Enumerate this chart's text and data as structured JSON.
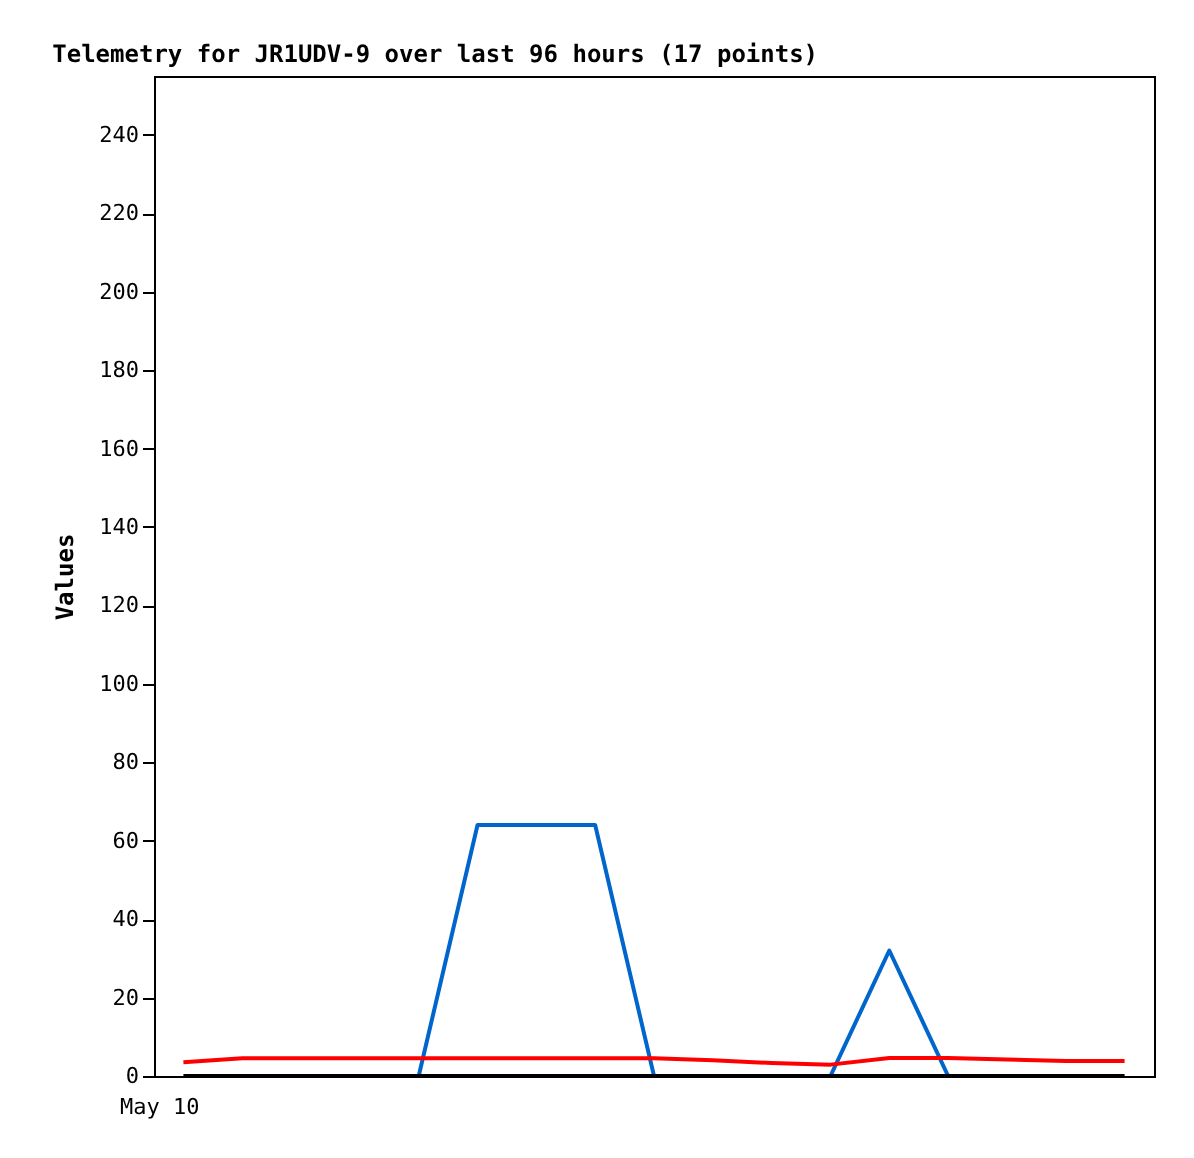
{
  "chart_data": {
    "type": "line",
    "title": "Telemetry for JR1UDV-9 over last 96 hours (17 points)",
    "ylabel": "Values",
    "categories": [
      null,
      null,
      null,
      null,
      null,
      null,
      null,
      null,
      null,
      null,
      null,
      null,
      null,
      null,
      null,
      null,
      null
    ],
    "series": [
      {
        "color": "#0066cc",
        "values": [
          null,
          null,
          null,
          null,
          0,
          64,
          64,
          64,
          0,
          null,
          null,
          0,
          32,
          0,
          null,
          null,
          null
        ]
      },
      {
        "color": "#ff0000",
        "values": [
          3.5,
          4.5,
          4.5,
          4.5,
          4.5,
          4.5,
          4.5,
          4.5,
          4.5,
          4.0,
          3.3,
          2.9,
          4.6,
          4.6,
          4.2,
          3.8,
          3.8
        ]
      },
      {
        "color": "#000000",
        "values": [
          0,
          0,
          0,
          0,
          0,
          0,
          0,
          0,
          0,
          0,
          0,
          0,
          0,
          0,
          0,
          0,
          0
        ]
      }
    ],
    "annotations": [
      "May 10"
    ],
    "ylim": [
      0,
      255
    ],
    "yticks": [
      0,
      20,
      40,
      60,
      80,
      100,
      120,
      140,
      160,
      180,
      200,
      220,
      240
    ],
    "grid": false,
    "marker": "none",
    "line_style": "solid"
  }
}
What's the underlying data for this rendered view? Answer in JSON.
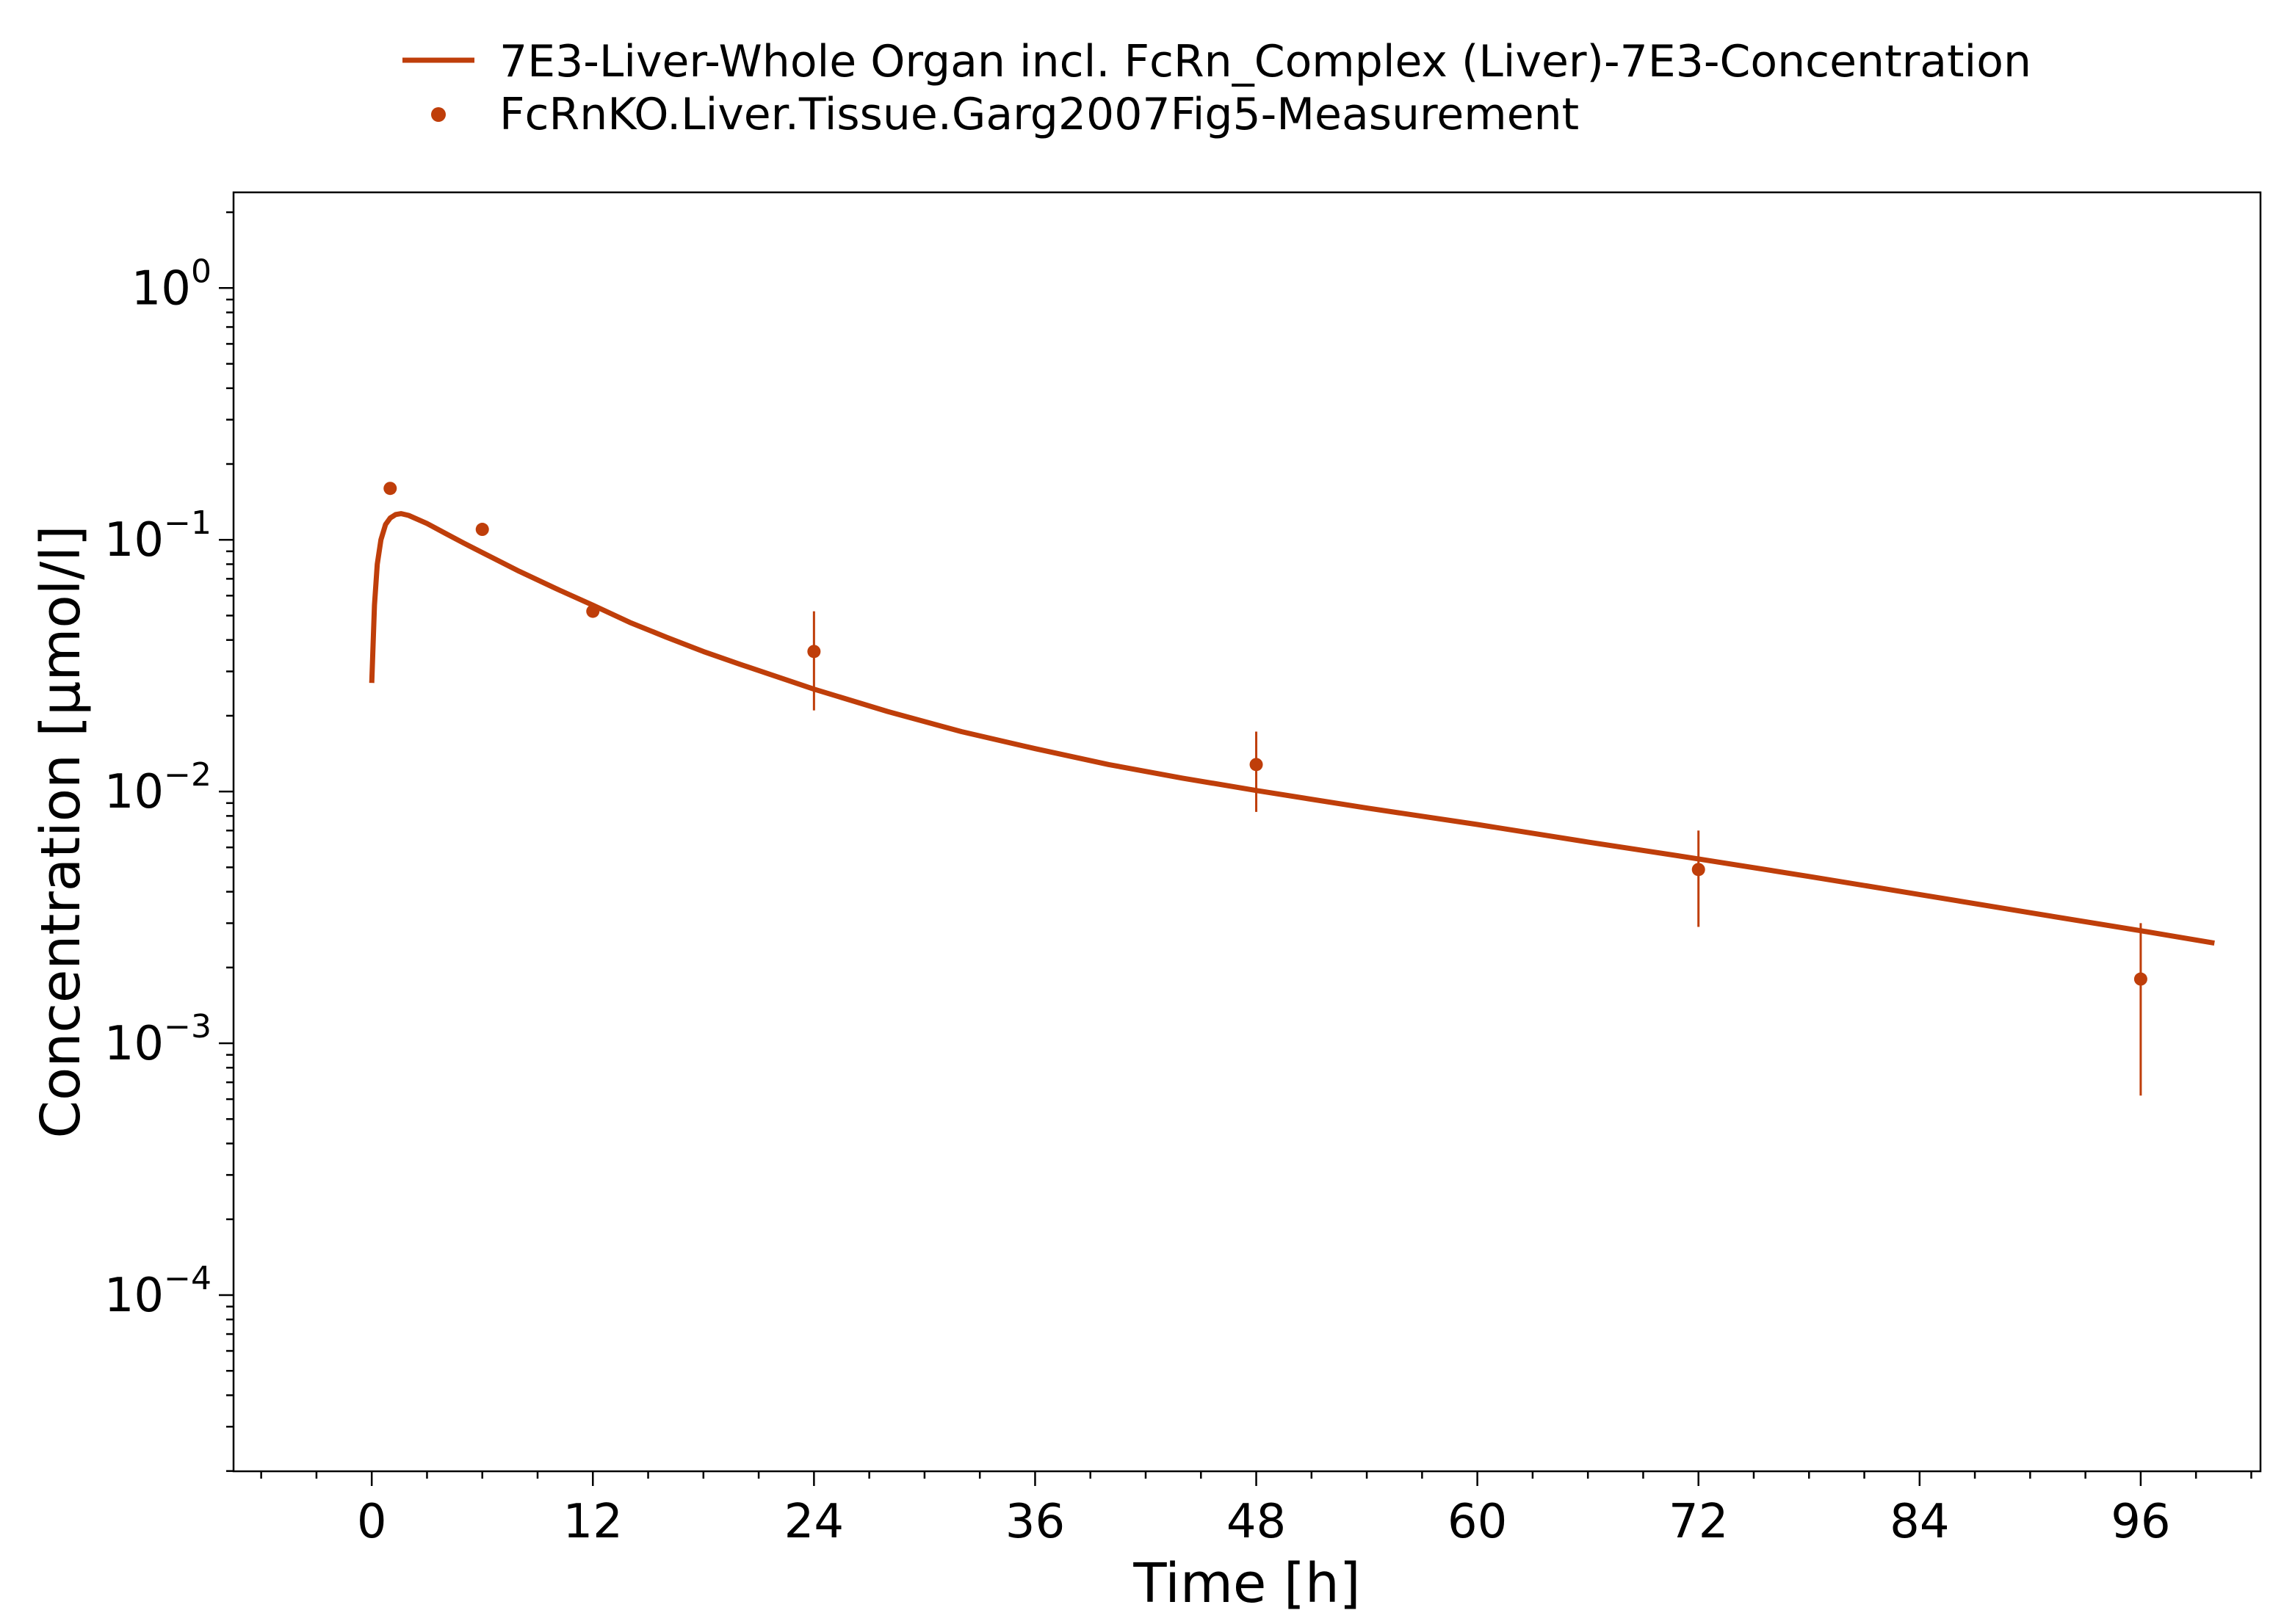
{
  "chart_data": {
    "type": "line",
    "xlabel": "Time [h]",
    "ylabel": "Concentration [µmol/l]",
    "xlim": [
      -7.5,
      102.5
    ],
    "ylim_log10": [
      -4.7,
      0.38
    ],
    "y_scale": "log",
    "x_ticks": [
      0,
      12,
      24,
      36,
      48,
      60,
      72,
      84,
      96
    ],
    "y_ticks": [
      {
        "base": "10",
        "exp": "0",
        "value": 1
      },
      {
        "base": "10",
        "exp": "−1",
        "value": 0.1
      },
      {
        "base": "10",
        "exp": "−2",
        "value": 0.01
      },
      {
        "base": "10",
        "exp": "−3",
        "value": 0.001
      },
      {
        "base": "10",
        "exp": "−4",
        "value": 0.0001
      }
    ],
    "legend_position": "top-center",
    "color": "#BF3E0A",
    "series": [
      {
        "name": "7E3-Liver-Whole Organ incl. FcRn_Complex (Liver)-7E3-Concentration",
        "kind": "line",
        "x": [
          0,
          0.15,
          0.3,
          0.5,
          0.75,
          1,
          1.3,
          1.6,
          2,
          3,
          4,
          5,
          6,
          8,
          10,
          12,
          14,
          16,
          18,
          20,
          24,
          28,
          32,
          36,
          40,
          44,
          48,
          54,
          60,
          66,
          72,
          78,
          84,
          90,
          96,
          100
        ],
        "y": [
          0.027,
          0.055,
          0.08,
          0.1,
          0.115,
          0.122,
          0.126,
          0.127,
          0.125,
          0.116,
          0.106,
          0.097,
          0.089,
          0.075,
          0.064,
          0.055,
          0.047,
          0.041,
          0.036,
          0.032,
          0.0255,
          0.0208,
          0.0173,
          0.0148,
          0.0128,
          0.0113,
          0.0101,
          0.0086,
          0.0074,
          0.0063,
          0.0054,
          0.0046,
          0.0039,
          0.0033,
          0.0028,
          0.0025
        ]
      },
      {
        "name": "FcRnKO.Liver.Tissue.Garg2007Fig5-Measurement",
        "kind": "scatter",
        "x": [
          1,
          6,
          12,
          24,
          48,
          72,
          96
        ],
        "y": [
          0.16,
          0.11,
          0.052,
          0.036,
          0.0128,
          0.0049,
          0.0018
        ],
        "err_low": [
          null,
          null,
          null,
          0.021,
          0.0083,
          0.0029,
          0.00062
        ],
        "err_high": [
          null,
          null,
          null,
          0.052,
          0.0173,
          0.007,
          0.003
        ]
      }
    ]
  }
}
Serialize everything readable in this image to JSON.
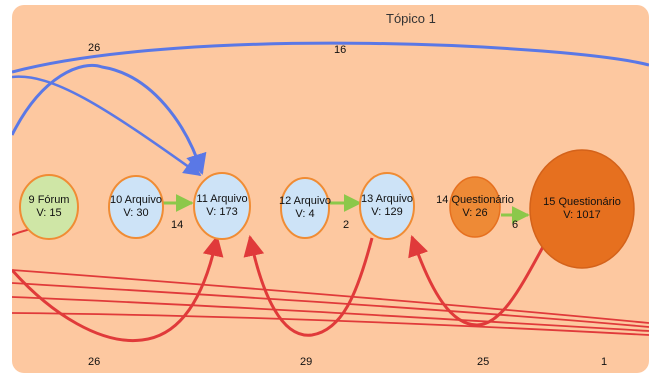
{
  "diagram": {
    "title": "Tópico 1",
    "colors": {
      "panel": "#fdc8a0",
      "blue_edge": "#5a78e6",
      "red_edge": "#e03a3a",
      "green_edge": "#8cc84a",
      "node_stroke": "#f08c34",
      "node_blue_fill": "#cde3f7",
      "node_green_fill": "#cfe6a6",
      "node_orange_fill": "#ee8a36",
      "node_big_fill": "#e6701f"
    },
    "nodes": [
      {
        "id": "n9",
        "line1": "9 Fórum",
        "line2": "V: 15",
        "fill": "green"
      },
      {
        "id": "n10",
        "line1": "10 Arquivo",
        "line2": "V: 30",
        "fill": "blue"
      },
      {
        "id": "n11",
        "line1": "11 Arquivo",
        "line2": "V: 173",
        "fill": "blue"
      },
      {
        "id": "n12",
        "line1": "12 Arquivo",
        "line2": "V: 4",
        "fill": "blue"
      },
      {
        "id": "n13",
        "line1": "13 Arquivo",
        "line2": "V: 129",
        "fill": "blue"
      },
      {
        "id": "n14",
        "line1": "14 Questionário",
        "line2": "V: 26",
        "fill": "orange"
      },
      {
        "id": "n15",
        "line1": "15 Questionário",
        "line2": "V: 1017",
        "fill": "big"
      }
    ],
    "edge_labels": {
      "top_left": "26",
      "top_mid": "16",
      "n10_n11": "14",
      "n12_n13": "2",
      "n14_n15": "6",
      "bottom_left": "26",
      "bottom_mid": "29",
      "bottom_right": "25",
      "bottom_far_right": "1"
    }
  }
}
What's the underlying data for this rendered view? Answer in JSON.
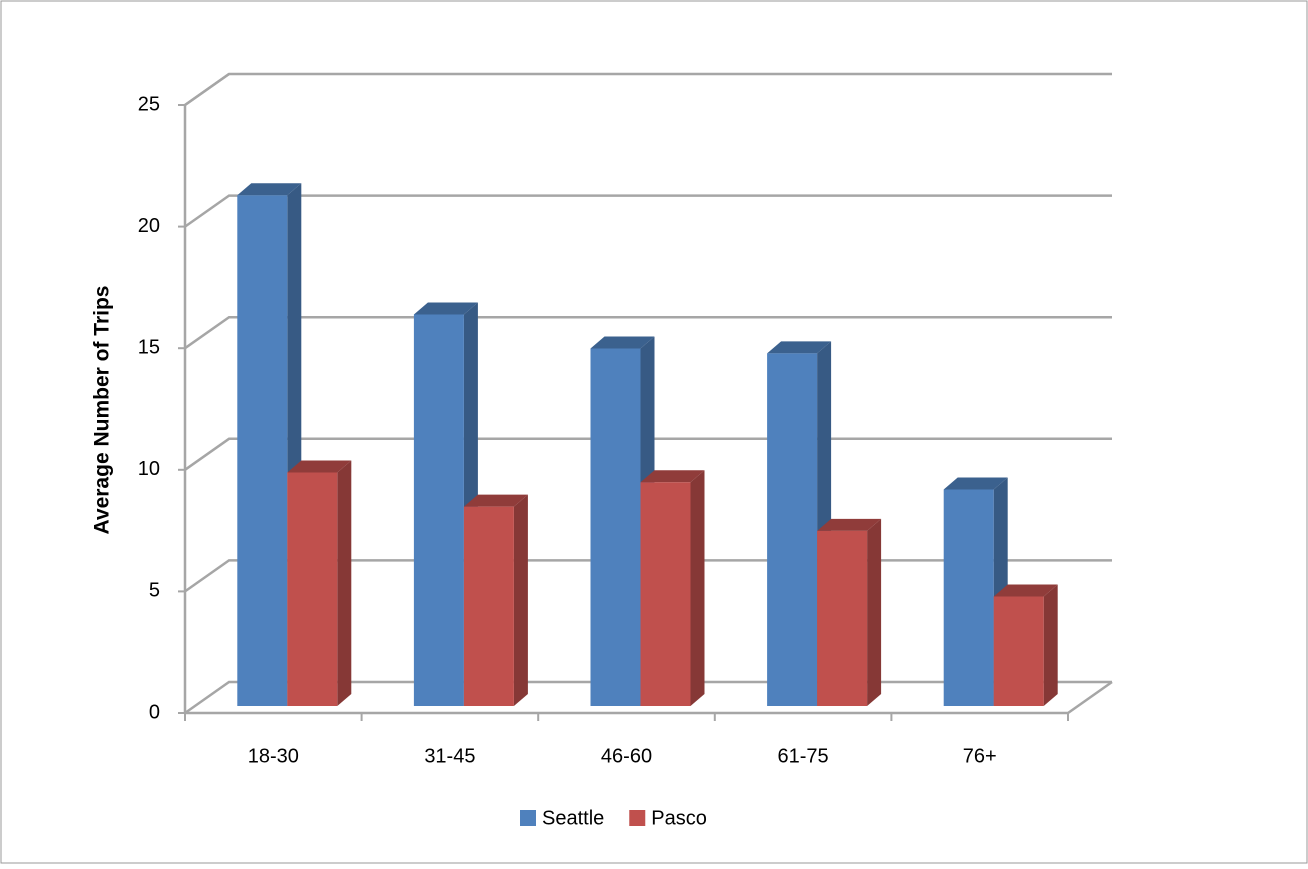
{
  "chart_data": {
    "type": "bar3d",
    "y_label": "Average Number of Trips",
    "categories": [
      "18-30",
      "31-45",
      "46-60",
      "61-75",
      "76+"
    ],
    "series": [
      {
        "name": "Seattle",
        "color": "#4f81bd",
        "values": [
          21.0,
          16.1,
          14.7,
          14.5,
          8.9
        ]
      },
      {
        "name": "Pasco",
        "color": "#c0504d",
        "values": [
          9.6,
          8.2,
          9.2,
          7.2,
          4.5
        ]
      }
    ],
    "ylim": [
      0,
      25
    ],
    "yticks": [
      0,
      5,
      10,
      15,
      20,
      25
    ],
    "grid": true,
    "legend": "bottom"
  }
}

**DIRECTIVE:**
Among the entries above, how many lines hold the string "Concentration"? Give the number by itself.

**OUTPUT:**
2